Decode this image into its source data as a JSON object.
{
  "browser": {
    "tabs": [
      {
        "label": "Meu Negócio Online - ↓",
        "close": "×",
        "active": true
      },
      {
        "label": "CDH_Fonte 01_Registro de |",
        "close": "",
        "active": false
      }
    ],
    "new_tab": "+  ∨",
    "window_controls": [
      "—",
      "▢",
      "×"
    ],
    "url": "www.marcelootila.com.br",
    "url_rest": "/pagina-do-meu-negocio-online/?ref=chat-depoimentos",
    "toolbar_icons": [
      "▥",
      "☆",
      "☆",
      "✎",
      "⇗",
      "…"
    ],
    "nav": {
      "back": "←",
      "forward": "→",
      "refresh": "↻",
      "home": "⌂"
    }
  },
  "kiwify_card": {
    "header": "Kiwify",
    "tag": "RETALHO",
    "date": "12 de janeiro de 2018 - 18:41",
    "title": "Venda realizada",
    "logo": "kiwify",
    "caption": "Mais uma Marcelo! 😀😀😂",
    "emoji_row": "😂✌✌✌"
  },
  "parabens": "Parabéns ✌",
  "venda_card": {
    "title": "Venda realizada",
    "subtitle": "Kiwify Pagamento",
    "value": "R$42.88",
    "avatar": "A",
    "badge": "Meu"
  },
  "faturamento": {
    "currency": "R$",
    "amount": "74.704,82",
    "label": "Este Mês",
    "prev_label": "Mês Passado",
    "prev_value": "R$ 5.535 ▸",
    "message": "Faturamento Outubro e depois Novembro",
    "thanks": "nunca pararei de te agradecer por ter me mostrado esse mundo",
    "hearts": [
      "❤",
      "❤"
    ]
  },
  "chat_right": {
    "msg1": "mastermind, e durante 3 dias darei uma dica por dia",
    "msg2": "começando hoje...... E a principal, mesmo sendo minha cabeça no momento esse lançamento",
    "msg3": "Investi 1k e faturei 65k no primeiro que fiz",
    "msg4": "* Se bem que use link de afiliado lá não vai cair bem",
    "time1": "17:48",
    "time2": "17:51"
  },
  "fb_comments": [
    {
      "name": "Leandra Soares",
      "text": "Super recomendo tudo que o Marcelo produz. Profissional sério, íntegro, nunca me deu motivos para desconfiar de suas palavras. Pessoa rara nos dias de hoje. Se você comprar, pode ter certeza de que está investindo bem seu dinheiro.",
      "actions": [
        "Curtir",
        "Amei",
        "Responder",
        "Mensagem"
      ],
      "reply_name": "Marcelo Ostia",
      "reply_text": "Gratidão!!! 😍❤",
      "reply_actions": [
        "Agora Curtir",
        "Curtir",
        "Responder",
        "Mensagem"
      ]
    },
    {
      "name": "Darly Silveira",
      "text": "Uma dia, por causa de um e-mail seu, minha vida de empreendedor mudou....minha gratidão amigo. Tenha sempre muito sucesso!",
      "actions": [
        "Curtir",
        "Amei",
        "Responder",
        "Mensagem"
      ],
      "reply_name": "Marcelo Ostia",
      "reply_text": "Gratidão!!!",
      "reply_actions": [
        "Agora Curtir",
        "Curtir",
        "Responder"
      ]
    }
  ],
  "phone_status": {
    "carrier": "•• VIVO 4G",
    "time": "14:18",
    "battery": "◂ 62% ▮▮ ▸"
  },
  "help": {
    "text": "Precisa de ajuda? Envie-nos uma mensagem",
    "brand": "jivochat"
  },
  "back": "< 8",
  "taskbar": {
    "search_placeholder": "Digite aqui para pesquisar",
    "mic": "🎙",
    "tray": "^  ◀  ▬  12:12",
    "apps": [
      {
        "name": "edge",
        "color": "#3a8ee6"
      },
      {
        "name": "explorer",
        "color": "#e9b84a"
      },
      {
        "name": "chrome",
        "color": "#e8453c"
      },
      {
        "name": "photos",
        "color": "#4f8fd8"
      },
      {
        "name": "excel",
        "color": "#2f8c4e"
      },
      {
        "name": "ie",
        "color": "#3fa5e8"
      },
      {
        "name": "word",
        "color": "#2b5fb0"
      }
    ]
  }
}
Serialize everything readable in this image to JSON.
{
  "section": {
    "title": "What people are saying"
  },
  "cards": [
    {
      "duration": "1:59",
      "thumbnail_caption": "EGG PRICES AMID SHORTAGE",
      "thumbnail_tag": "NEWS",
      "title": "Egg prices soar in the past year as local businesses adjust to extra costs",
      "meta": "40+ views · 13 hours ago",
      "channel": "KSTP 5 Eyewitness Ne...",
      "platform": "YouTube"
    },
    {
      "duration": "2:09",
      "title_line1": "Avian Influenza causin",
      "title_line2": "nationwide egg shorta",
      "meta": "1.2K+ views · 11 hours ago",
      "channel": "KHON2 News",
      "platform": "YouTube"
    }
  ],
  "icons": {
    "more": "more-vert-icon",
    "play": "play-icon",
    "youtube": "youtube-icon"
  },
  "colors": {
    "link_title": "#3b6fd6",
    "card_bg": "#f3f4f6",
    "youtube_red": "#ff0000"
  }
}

════════════════

Written task
Write out every line from the records above, word for word.

Solution
Decode this image into its source data as a JSON object.
{
  "browser": {
    "tabs": [
      {
        "label": "Meu Negócio Online - ↓",
        "close": "×",
        "active": true
      },
      {
        "label": "CDH_Fonte 01_Registro de |",
        "close": "",
        "active": false
      }
    ],
    "new_tab": "+  ∨",
    "window_controls": [
      "—",
      "▢",
      "×"
    ],
    "url": "www.marcelootila.com.br",
    "url_rest": "/pagina-do-meu-negocio-online/?ref=chat-depoimentos",
    "toolbar_icons": [
      "▥",
      "☆",
      "☆",
      "✎",
      "⇗",
      "…"
    ],
    "nav": {
      "back": "←",
      "forward": "→",
      "refresh": "↻",
      "home": "⌂"
    }
  },
  "kiwify_card": {
    "header": "Kiwify",
    "tag": "RETALHO",
    "date": "12 de janeiro de 2018 - 18:41",
    "title": "Venda realizada",
    "logo": "kiwify",
    "caption": "Mais uma Marcelo! 😀😀😂",
    "emoji_row": "😂✌✌✌"
  },
  "parabens": "Parabéns ✌",
  "venda_card": {
    "title": "Venda realizada",
    "subtitle": "Kiwify Pagamento",
    "value": "R$42.88",
    "avatar": "A",
    "badge": "Meu"
  },
  "faturamento": {
    "currency": "R$",
    "amount": "74.704,82",
    "label": "Este Mês",
    "prev_label": "Mês Passado",
    "prev_value": "R$ 5.535 ▸",
    "message": "Faturamento Outubro e depois Novembro",
    "thanks": "nunca pararei de te agradecer por ter me mostrado esse mundo",
    "hearts": [
      "❤",
      "❤"
    ]
  },
  "chat_right": {
    "msg1": "mastermind, e durante 3 dias darei uma dica por dia",
    "msg2": "começando hoje...... E a principal, mesmo sendo minha cabeça no momento esse lançamento",
    "msg3": "Investi 1k e faturei 65k no primeiro que fiz",
    "msg4": "* Se bem que use link de afiliado lá não vai cair bem",
    "time1": "17:48",
    "time2": "17:51"
  },
  "fb_comments": [
    {
      "name": "Leandra Soares",
      "text": "Super recomendo tudo que o Marcelo produz. Profissional sério, íntegro, nunca me deu motivos para desconfiar de suas palavras. Pessoa rara nos dias de hoje. Se você comprar, pode ter certeza de que está investindo bem seu dinheiro.",
      "actions": [
        "Curtir",
        "Amei",
        "Responder",
        "Mensagem"
      ],
      "reply_name": "Marcelo Ostia",
      "reply_text": "Gratidão!!! 😍❤",
      "reply_actions": [
        "Agora Curtir",
        "Curtir",
        "Responder",
        "Mensagem"
      ]
    },
    {
      "name": "Darly Silveira",
      "text": "Uma dia, por causa de um e-mail seu, minha vida de empreendedor mudou....minha gratidão amigo. Tenha sempre muito sucesso!",
      "actions": [
        "Curtir",
        "Amei",
        "Responder",
        "Mensagem"
      ],
      "reply_name": "Marcelo Ostia",
      "reply_text": "Gratidão!!!",
      "reply_actions": [
        "Agora Curtir",
        "Curtir",
        "Responder"
      ]
    }
  ],
  "phone_status": {
    "carrier": "•• VIVO 4G",
    "time": "14:18",
    "battery": "◂ 62% ▮▮ ▸"
  },
  "help": {
    "text": "Precisa de ajuda? Envie-nos uma mensagem",
    "brand": "jivochat"
  },
  "back": "< 8",
  "taskbar": {
    "search_placeholder": "Digite aqui para pesquisar",
    "mic": "🎙",
    "tray": "^  ◀  ▬  12:12",
    "apps": [
      {
        "name": "edge",
        "color": "#3a8ee6"
      },
      {
        "name": "explorer",
        "color": "#e9b84a"
      },
      {
        "name": "chrome",
        "color": "#e8453c"
      },
      {
        "name": "photos",
        "color": "#4f8fd8"
      },
      {
        "name": "excel",
        "color": "#2f8c4e"
      },
      {
        "name": "ie",
        "color": "#3fa5e8"
      },
      {
        "name": "word",
        "color": "#2b5fb0"
      }
    ]
  }
}
Serialize everything readable in this image to JSON.
{
  "section": {
    "title": "What people are saying"
  },
  "cards": [
    {
      "duration": "1:59",
      "thumbnail_caption": "EGG PRICES AMID SHORTAGE",
      "thumbnail_tag": "NEWS",
      "title": "Egg prices soar in the past year as local businesses adjust to extra costs",
      "meta": "40+ views · 13 hours ago",
      "channel": "KSTP 5 Eyewitness Ne...",
      "platform": "YouTube"
    },
    {
      "duration": "2:09",
      "title_line1": "Avian Influenza causin",
      "title_line2": "nationwide egg shorta",
      "meta": "1.2K+ views · 11 hours ago",
      "channel": "KHON2 News",
      "platform": "YouTube"
    }
  ],
  "icons": {
    "more": "more-vert-icon",
    "play": "play-icon",
    "youtube": "youtube-icon"
  },
  "colors": {
    "link_title": "#3b6fd6",
    "card_bg": "#f3f4f6",
    "youtube_red": "#ff0000"
  }
}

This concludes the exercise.